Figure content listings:
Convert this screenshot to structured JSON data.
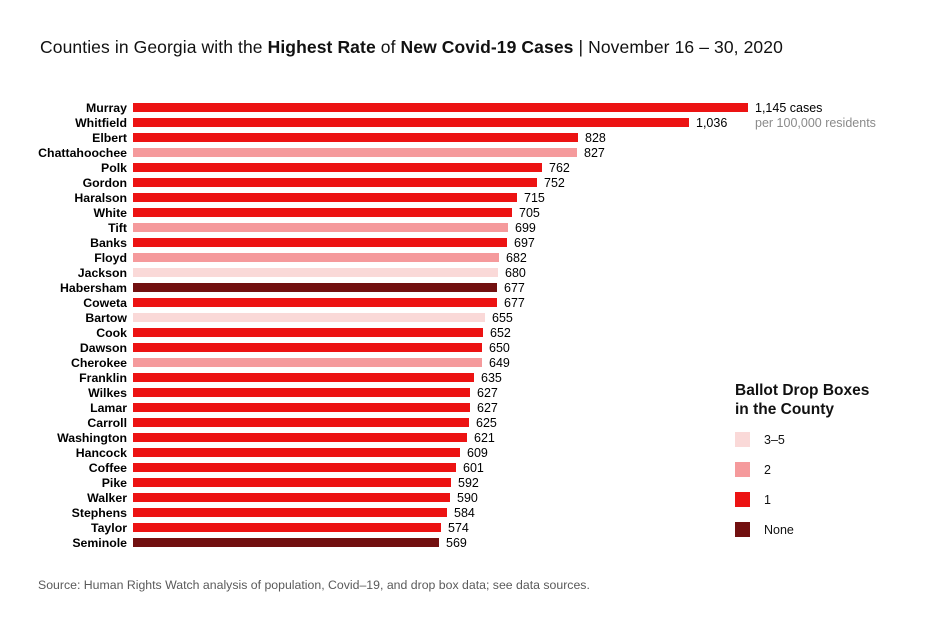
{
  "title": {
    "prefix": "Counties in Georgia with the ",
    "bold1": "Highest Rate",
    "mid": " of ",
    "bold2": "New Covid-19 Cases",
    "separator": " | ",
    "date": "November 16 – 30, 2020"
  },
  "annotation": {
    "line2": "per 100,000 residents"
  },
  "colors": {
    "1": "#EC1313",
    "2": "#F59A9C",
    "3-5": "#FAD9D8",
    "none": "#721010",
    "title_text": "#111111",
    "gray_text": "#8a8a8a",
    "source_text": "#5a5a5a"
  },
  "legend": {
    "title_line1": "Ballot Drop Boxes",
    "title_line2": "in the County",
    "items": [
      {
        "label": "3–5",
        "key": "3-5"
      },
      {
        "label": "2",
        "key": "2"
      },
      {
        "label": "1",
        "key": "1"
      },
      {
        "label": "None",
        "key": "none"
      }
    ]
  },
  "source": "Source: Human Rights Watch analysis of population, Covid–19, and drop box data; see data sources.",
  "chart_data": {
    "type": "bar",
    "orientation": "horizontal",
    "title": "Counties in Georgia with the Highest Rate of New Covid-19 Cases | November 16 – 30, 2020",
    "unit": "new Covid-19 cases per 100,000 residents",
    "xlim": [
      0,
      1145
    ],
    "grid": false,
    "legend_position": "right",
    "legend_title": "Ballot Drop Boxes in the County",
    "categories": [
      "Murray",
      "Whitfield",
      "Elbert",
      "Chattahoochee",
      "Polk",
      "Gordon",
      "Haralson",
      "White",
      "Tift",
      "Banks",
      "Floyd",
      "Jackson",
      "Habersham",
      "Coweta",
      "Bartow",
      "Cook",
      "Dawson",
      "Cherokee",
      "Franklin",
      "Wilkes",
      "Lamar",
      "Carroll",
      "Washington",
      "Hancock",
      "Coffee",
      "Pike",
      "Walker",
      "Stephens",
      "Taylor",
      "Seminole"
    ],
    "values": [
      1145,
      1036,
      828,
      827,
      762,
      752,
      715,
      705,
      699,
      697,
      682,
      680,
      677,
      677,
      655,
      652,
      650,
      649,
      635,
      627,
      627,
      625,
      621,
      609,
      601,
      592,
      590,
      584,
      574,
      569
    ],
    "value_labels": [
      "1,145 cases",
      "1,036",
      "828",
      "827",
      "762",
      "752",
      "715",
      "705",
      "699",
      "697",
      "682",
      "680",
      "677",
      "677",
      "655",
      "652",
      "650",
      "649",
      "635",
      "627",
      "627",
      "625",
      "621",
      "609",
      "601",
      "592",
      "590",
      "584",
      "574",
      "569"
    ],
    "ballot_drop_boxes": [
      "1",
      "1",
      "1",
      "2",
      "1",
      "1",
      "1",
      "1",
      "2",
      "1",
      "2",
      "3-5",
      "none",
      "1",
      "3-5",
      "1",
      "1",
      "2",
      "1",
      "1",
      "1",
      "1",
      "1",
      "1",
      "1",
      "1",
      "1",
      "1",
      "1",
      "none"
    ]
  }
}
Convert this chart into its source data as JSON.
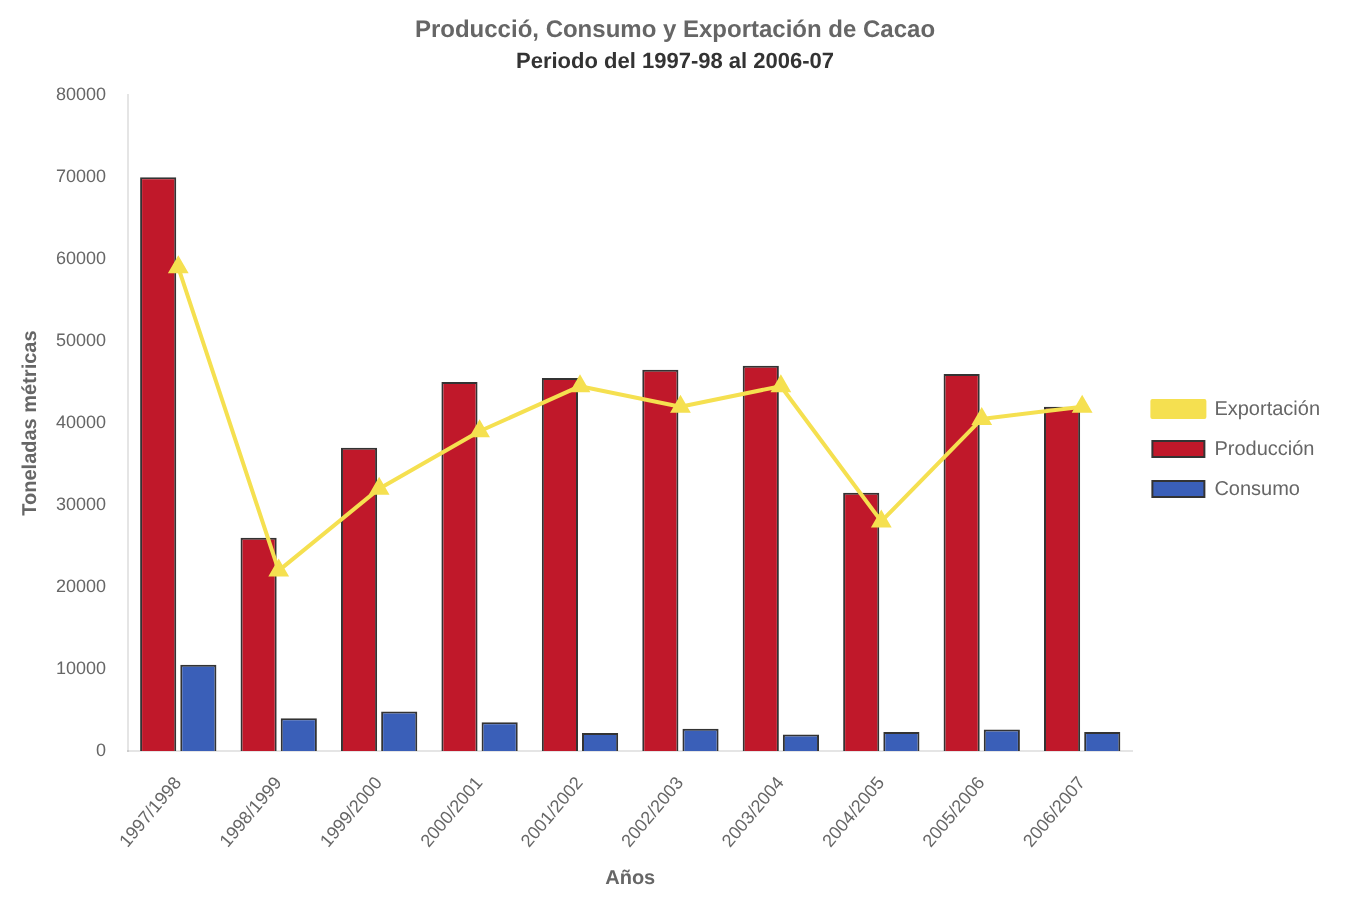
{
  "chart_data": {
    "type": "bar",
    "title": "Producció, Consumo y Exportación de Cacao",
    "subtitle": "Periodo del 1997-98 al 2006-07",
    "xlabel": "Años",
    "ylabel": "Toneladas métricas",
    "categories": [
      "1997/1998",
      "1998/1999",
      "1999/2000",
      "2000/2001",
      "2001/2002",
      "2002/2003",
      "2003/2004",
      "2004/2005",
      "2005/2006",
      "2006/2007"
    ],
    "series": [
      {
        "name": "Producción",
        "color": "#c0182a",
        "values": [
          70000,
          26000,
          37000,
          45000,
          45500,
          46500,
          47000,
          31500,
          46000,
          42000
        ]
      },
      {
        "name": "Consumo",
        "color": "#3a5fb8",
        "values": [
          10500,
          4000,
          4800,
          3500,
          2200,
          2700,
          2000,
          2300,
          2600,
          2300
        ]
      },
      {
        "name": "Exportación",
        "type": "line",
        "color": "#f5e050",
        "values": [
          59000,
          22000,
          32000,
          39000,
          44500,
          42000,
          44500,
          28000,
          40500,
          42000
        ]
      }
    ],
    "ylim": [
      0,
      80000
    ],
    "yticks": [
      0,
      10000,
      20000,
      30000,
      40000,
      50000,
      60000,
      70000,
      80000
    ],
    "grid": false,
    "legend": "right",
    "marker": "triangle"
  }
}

...

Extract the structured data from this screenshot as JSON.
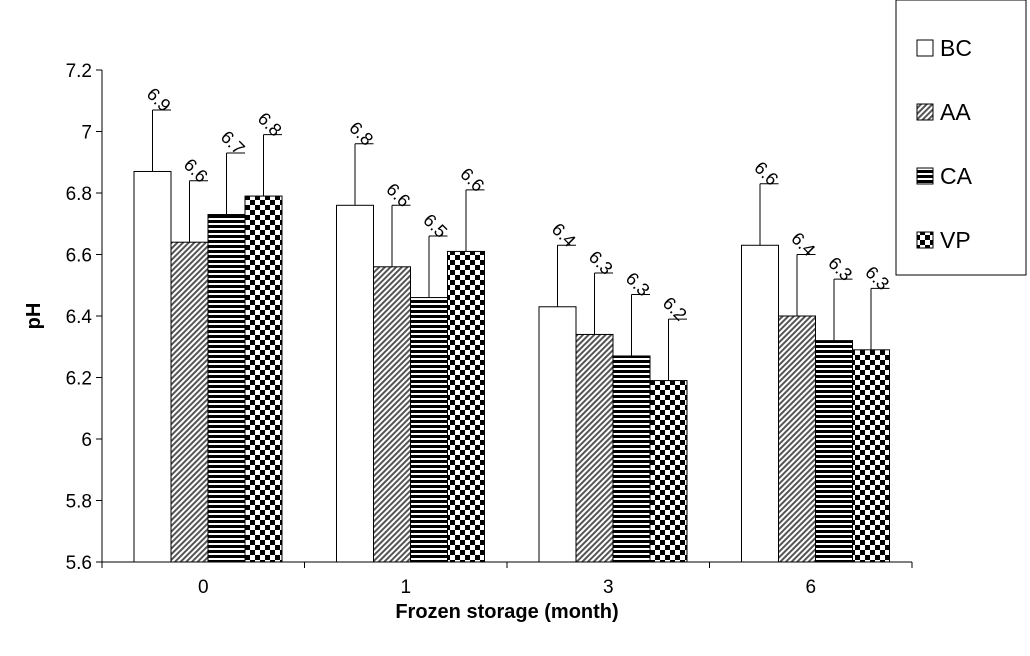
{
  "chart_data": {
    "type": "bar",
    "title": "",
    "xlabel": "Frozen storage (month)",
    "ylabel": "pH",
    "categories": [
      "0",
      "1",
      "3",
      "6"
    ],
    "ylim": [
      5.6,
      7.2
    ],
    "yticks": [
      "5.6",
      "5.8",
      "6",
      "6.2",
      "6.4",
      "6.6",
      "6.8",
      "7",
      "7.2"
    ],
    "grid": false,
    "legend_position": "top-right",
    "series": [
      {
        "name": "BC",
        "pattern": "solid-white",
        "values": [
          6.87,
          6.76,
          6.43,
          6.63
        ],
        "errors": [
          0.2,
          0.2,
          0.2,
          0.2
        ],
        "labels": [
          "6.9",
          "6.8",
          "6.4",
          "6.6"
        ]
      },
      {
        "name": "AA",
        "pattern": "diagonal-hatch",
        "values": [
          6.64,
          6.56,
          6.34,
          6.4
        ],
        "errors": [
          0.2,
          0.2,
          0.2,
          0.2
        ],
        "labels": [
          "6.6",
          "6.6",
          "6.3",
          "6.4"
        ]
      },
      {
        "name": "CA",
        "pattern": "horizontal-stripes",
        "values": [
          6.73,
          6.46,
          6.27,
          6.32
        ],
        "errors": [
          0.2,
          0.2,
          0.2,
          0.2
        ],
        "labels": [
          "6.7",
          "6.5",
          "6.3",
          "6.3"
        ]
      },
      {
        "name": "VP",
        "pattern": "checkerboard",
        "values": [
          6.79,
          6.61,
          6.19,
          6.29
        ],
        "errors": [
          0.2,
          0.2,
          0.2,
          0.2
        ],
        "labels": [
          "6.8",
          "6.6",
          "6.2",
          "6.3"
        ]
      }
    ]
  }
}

* * *

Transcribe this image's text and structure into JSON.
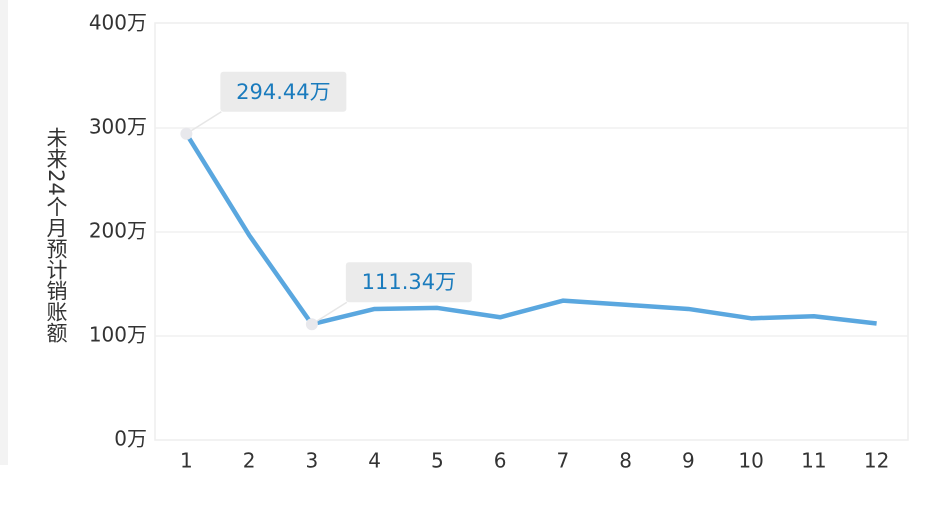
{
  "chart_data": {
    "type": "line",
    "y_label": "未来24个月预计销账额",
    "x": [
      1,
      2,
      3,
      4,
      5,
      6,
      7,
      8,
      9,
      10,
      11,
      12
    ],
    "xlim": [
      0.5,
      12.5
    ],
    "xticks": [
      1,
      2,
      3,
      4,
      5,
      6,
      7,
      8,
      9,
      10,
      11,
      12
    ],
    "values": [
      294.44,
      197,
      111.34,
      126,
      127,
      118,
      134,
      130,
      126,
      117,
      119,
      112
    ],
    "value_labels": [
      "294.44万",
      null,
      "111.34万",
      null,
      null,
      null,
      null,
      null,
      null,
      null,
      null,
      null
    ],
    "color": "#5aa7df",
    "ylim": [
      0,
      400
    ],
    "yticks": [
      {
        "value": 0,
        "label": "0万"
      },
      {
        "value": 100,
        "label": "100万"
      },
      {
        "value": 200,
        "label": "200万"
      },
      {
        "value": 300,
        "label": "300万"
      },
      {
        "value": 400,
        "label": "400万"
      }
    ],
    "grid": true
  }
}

▶ [Set exercise]:
Identify the lines in the entries that hold "with" and return each one.

▶ [Solution to the problem]:
    "prefix": "Counties in Georgia with the ",
    "title": "Counties in Georgia with the Highest Rate of New Covid-19 Cases | November 16 – 30, 2020",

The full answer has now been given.